Stated task: Will you write out the data exactly, excluding every picture?

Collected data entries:
>> Begin

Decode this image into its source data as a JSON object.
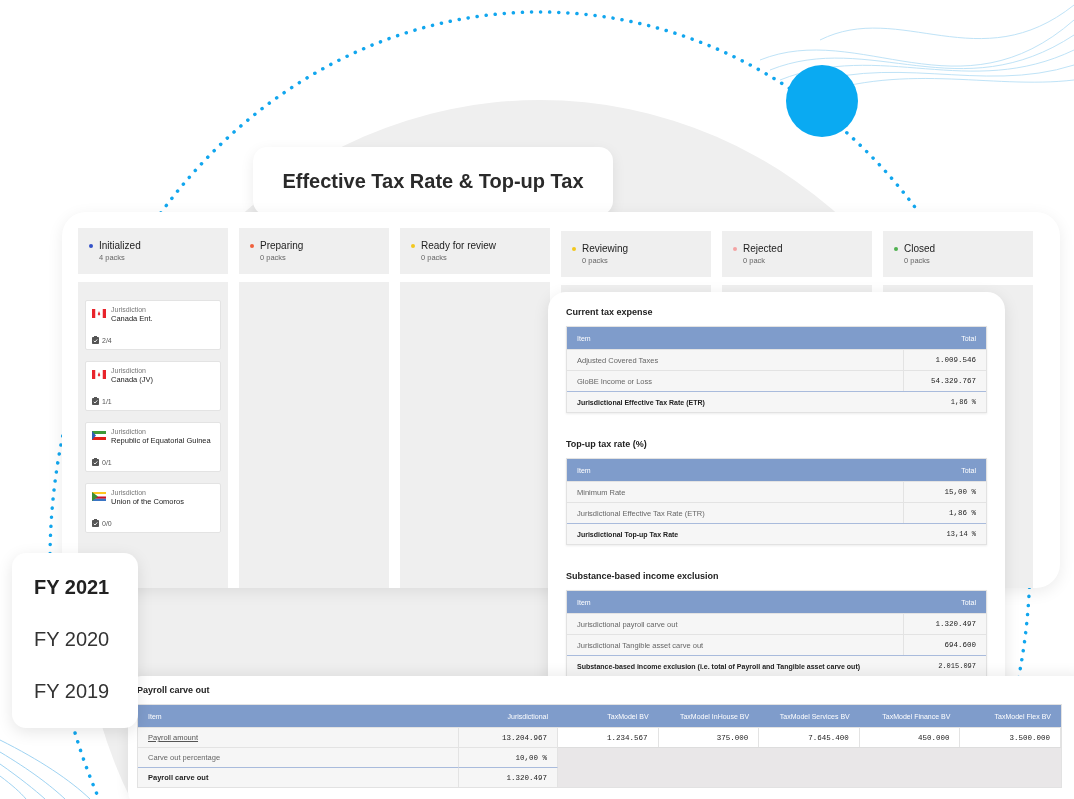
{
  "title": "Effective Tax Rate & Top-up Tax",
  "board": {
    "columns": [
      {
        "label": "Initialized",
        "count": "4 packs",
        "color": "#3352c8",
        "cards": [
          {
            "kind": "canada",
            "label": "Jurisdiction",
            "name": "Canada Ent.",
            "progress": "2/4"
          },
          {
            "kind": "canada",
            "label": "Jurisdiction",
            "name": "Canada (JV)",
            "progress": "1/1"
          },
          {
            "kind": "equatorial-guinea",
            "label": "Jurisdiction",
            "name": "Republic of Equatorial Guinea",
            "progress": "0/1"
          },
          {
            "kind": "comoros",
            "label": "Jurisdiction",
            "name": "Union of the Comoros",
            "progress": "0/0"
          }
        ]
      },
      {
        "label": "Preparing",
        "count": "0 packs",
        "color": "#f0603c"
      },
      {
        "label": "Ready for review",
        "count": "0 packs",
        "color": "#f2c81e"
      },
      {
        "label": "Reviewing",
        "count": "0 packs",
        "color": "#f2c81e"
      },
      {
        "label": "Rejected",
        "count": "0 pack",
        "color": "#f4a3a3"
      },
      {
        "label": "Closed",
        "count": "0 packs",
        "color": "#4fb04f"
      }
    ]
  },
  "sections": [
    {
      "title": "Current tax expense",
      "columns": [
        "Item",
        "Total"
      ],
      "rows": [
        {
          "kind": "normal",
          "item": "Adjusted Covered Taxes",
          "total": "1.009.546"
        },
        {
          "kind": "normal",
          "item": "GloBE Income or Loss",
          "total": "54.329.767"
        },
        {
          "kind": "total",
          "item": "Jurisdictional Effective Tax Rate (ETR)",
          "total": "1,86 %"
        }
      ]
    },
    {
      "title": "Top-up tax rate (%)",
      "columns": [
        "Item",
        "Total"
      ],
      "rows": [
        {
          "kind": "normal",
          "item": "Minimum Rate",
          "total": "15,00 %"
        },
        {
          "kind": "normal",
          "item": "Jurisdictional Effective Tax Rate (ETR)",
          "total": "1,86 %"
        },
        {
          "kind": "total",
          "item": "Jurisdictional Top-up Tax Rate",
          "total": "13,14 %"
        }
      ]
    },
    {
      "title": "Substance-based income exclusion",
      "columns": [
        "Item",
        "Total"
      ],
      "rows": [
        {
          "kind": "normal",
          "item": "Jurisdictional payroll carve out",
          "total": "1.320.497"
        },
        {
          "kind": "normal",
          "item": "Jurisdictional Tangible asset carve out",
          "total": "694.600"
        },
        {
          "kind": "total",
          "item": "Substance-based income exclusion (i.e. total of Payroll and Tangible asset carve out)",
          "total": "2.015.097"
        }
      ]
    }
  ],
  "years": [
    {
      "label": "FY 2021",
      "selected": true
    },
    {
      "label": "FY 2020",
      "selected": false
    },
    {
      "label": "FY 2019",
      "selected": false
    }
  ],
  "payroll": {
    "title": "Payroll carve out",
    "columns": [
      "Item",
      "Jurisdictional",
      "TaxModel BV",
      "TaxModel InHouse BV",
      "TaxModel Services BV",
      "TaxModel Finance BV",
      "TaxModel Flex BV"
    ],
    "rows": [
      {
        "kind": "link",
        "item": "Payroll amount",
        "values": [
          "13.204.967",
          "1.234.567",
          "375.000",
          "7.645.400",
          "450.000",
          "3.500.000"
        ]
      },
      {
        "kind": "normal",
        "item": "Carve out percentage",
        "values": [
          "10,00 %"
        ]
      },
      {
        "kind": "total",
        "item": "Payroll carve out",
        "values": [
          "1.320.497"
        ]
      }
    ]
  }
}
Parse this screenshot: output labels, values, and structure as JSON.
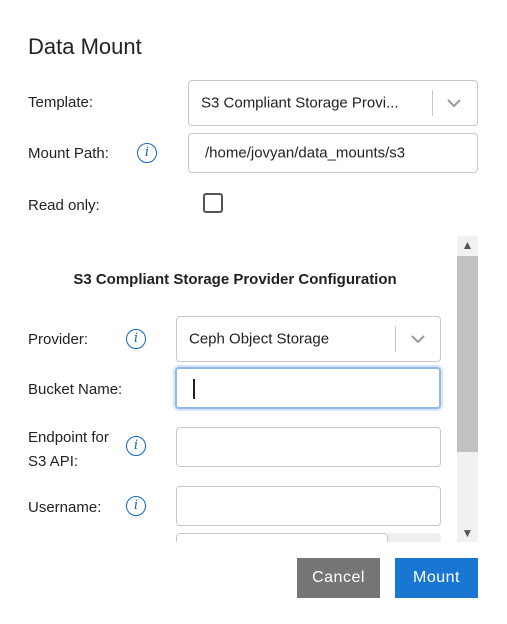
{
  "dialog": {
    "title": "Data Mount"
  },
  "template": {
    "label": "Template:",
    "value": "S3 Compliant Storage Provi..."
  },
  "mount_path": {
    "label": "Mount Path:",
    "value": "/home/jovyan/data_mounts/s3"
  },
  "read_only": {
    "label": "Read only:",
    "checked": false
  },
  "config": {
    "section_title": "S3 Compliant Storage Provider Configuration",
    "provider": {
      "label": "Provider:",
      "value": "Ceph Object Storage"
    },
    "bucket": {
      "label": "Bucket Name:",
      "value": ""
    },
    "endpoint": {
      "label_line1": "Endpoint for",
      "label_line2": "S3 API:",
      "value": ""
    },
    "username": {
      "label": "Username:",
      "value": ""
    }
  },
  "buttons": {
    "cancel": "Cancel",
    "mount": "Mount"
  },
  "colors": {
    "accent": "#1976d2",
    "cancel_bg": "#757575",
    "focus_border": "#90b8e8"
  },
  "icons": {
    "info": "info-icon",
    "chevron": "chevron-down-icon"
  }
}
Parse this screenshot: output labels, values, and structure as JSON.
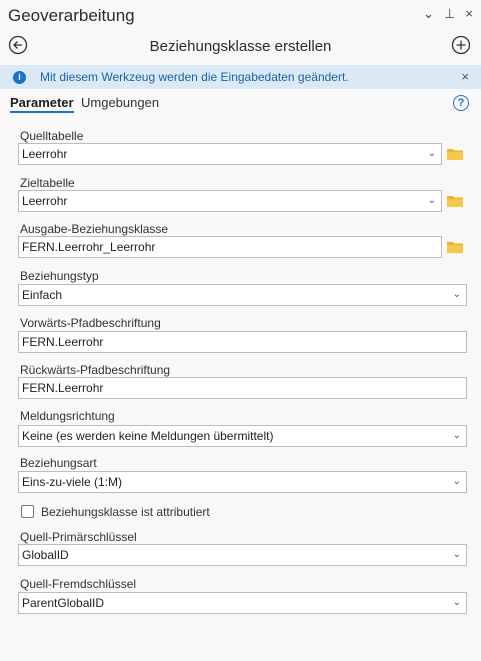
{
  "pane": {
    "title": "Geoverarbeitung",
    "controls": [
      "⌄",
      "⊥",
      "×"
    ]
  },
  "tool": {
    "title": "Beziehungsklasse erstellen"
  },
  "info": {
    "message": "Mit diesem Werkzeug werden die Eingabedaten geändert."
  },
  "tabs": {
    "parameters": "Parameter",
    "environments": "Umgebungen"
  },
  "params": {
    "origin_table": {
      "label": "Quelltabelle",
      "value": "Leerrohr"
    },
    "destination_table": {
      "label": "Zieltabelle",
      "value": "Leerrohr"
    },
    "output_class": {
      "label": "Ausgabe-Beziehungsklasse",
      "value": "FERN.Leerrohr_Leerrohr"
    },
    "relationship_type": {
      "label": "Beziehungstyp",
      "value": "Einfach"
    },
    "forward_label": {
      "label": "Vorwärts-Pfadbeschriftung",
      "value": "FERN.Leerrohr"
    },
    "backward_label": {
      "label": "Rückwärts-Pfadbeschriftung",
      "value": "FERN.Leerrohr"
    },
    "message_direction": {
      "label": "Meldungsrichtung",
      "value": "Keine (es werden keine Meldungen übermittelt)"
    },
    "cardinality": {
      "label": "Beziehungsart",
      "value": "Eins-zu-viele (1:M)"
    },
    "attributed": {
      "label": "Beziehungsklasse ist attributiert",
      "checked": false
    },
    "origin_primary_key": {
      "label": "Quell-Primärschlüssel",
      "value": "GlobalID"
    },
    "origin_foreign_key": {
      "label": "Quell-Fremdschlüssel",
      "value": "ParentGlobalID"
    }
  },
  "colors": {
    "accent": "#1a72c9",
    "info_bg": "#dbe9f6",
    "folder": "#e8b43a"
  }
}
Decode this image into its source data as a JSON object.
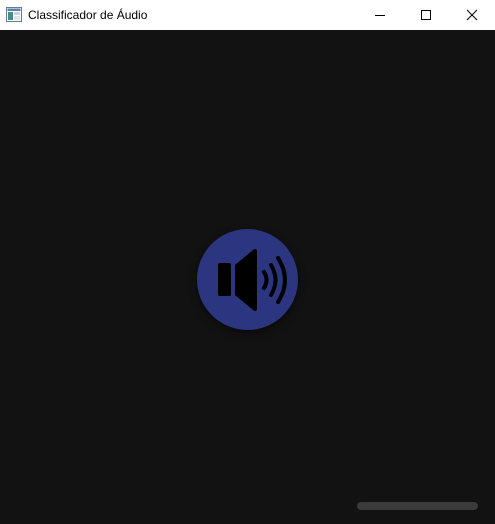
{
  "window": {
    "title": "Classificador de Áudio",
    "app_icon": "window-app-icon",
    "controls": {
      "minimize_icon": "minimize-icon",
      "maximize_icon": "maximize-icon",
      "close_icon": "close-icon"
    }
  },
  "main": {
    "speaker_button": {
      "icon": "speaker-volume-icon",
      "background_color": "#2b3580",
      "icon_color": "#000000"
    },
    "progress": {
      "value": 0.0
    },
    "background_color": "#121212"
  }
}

>> End

Problem solution:
Decode this image into its source data as a JSON object.
{
  "title": "Effective Tax Rate & Top-up Tax",
  "board": {
    "columns": [
      {
        "label": "Initialized",
        "count": "4 packs",
        "color": "#3352c8",
        "cards": [
          {
            "kind": "canada",
            "label": "Jurisdiction",
            "name": "Canada Ent.",
            "progress": "2/4"
          },
          {
            "kind": "canada",
            "label": "Jurisdiction",
            "name": "Canada (JV)",
            "progress": "1/1"
          },
          {
            "kind": "equatorial-guinea",
            "label": "Jurisdiction",
            "name": "Republic of Equatorial Guinea",
            "progress": "0/1"
          },
          {
            "kind": "comoros",
            "label": "Jurisdiction",
            "name": "Union of the Comoros",
            "progress": "0/0"
          }
        ]
      },
      {
        "label": "Preparing",
        "count": "0 packs",
        "color": "#f0603c"
      },
      {
        "label": "Ready for review",
        "count": "0 packs",
        "color": "#f2c81e"
      },
      {
        "label": "Reviewing",
        "count": "0 packs",
        "color": "#f2c81e"
      },
      {
        "label": "Rejected",
        "count": "0 pack",
        "color": "#f4a3a3"
      },
      {
        "label": "Closed",
        "count": "0 packs",
        "color": "#4fb04f"
      }
    ]
  },
  "sections": [
    {
      "title": "Current tax expense",
      "columns": [
        "Item",
        "Total"
      ],
      "rows": [
        {
          "kind": "normal",
          "item": "Adjusted Covered Taxes",
          "total": "1.009.546"
        },
        {
          "kind": "normal",
          "item": "GloBE Income or Loss",
          "total": "54.329.767"
        },
        {
          "kind": "total",
          "item": "Jurisdictional Effective Tax Rate (ETR)",
          "total": "1,86 %"
        }
      ]
    },
    {
      "title": "Top-up tax rate (%)",
      "columns": [
        "Item",
        "Total"
      ],
      "rows": [
        {
          "kind": "normal",
          "item": "Minimum Rate",
          "total": "15,00 %"
        },
        {
          "kind": "normal",
          "item": "Jurisdictional Effective Tax Rate (ETR)",
          "total": "1,86 %"
        },
        {
          "kind": "total",
          "item": "Jurisdictional Top-up Tax Rate",
          "total": "13,14 %"
        }
      ]
    },
    {
      "title": "Substance-based income exclusion",
      "columns": [
        "Item",
        "Total"
      ],
      "rows": [
        {
          "kind": "normal",
          "item": "Jurisdictional payroll carve out",
          "total": "1.320.497"
        },
        {
          "kind": "normal",
          "item": "Jurisdictional Tangible asset carve out",
          "total": "694.600"
        },
        {
          "kind": "total",
          "item": "Substance-based income exclusion (i.e. total of Payroll and Tangible asset carve out)",
          "total": "2.015.097"
        }
      ]
    }
  ],
  "years": [
    {
      "label": "FY 2021",
      "selected": true
    },
    {
      "label": "FY 2020",
      "selected": false
    },
    {
      "label": "FY 2019",
      "selected": false
    }
  ],
  "payroll": {
    "title": "Payroll carve out",
    "columns": [
      "Item",
      "Jurisdictional",
      "TaxModel BV",
      "TaxModel InHouse BV",
      "TaxModel Services BV",
      "TaxModel Finance BV",
      "TaxModel Flex BV"
    ],
    "rows": [
      {
        "kind": "link",
        "item": "Payroll amount",
        "values": [
          "13.204.967",
          "1.234.567",
          "375.000",
          "7.645.400",
          "450.000",
          "3.500.000"
        ]
      },
      {
        "kind": "normal",
        "item": "Carve out percentage",
        "values": [
          "10,00 %"
        ]
      },
      {
        "kind": "total",
        "item": "Payroll carve out",
        "values": [
          "1.320.497"
        ]
      }
    ]
  }
}
Parse this screenshot: output labels, values, and structure as JSON.
{
  "dialog": {
    "title": "Data Mount"
  },
  "template": {
    "label": "Template:",
    "value": "S3 Compliant Storage Provi..."
  },
  "mount_path": {
    "label": "Mount Path:",
    "value": "/home/jovyan/data_mounts/s3"
  },
  "read_only": {
    "label": "Read only:",
    "checked": false
  },
  "config": {
    "section_title": "S3 Compliant Storage Provider Configuration",
    "provider": {
      "label": "Provider:",
      "value": "Ceph Object Storage"
    },
    "bucket": {
      "label": "Bucket Name:",
      "value": ""
    },
    "endpoint": {
      "label_line1": "Endpoint for",
      "label_line2": "S3 API:",
      "value": ""
    },
    "username": {
      "label": "Username:",
      "value": ""
    }
  },
  "buttons": {
    "cancel": "Cancel",
    "mount": "Mount"
  },
  "colors": {
    "accent": "#1976d2",
    "cancel_bg": "#757575",
    "focus_border": "#90b8e8"
  },
  "icons": {
    "info": "info-icon",
    "chevron": "chevron-down-icon"
  }
}
Parse this screenshot: output labels, values, and structure as JSON.
{
  "pane": {
    "title": "Geoverarbeitung",
    "controls": [
      "⌄",
      "⊥",
      "×"
    ]
  },
  "tool": {
    "title": "Beziehungsklasse erstellen"
  },
  "info": {
    "message": "Mit diesem Werkzeug werden die Eingabedaten geändert."
  },
  "tabs": {
    "parameters": "Parameter",
    "environments": "Umgebungen"
  },
  "params": {
    "origin_table": {
      "label": "Quelltabelle",
      "value": "Leerrohr"
    },
    "destination_table": {
      "label": "Zieltabelle",
      "value": "Leerrohr"
    },
    "output_class": {
      "label": "Ausgabe-Beziehungsklasse",
      "value": "FERN.Leerrohr_Leerrohr"
    },
    "relationship_type": {
      "label": "Beziehungstyp",
      "value": "Einfach"
    },
    "forward_label": {
      "label": "Vorwärts-Pfadbeschriftung",
      "value": "FERN.Leerrohr"
    },
    "backward_label": {
      "label": "Rückwärts-Pfadbeschriftung",
      "value": "FERN.Leerrohr"
    },
    "message_direction": {
      "label": "Meldungsrichtung",
      "value": "Keine (es werden keine Meldungen übermittelt)"
    },
    "cardinality": {
      "label": "Beziehungsart",
      "value": "Eins-zu-viele (1:M)"
    },
    "attributed": {
      "label": "Beziehungsklasse ist attributiert",
      "checked": false
    },
    "origin_primary_key": {
      "label": "Quell-Primärschlüssel",
      "value": "GlobalID"
    },
    "origin_foreign_key": {
      "label": "Quell-Fremdschlüssel",
      "value": "ParentGlobalID"
    }
  },
  "colors": {
    "accent": "#1a72c9",
    "info_bg": "#dbe9f6",
    "folder": "#e8b43a"
  }
}
Decode this image into its source data as a JSON object.
{
  "window": {
    "title": "Classificador de Áudio",
    "app_icon": "window-app-icon",
    "controls": {
      "minimize_icon": "minimize-icon",
      "maximize_icon": "maximize-icon",
      "close_icon": "close-icon"
    }
  },
  "main": {
    "speaker_button": {
      "icon": "speaker-volume-icon",
      "background_color": "#2b3580",
      "icon_color": "#000000"
    },
    "progress": {
      "value": 0.0
    },
    "background_color": "#121212"
  }
}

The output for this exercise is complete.